Find how many lines contain "disconnect" and state only that number.

____

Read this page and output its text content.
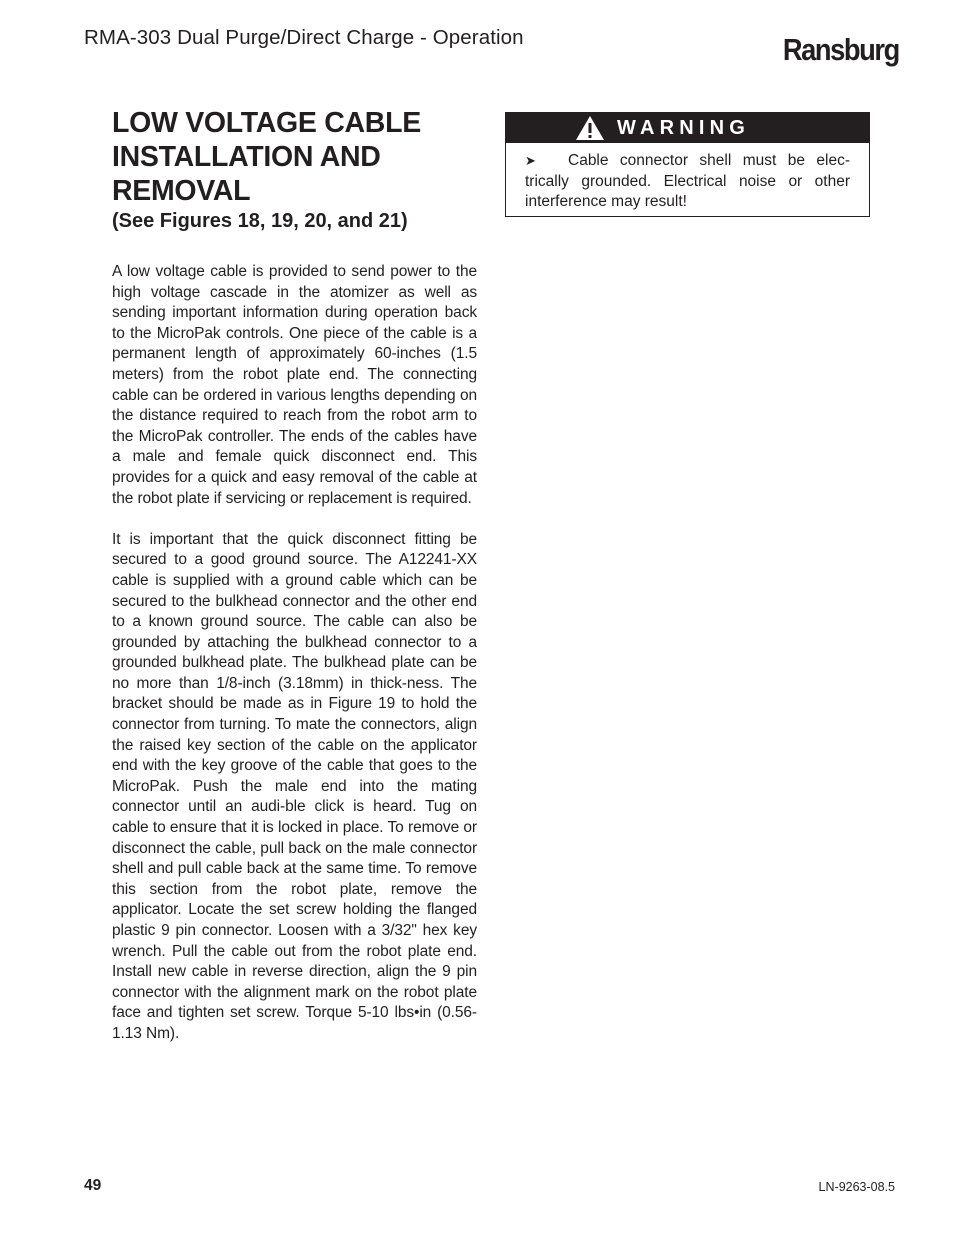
RMA-303 Dual Purge/Direct Charge - Operation	Ransburg
LOW VOLTAGE CABLE INSTALLATION AND REMOVAL
(See Figures 18, 19, 20, and 21)

A low voltage cable is provided to send power to the high voltage cascade in the atomizer as well as sending important information during operation back to the MicroPak controls. One piece of the cable is a permanent length of approximately 60-inches (1.5 meters) from the robot plate end. The connecting cable can be ordered in various lengths depending on the distance required to reach from the robot arm to the MicroPak controller. The ends of the cables have a male and female quick disconnect end. This provides for a quick and easy removal of the cable at the robot plate if servicing or replacement is required.

It is important that the quick disconnect fitting be secured to a good ground source. The A12241-XX cable is supplied with a ground cable which can be secured to the bulkhead connector and the other end to a known ground source. The cable can also be grounded by attaching the bulkhead connector to a grounded bulkhead plate. The bulkhead plate can be no more than 1/8-inch (3.18mm) in thick-ness. The bracket should be made as in Figure 19 to hold the connector from turning. To mate the connectors, align the raised key section of the cable on the applicator end with the key groove of the cable that goes to the MicroPak. Push the male end into the mating connector until an audi-ble click is heard. Tug on cable to ensure that it is locked in place. To remove or disconnect the cable, pull back on the male connector shell and pull cable back at the same time. To remove this section from the robot plate, remove the applicator. Locate the set screw holding the flanged plastic 9 pin connector. Loosen with a 3/32" hex key wrench. Pull the cable out from the robot plate end. Install new cable in reverse direction, align the 9 pin connector with the alignment mark on the robot plate face and tighten set screw. Torque 5-10 lbs•in (0.56-1.13 Nm).

WARNING
➤ Cable connector shell must be elec-trically grounded. Electrical noise or other interference may result!
49	LN-9263-08.5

____

• [Response]: 2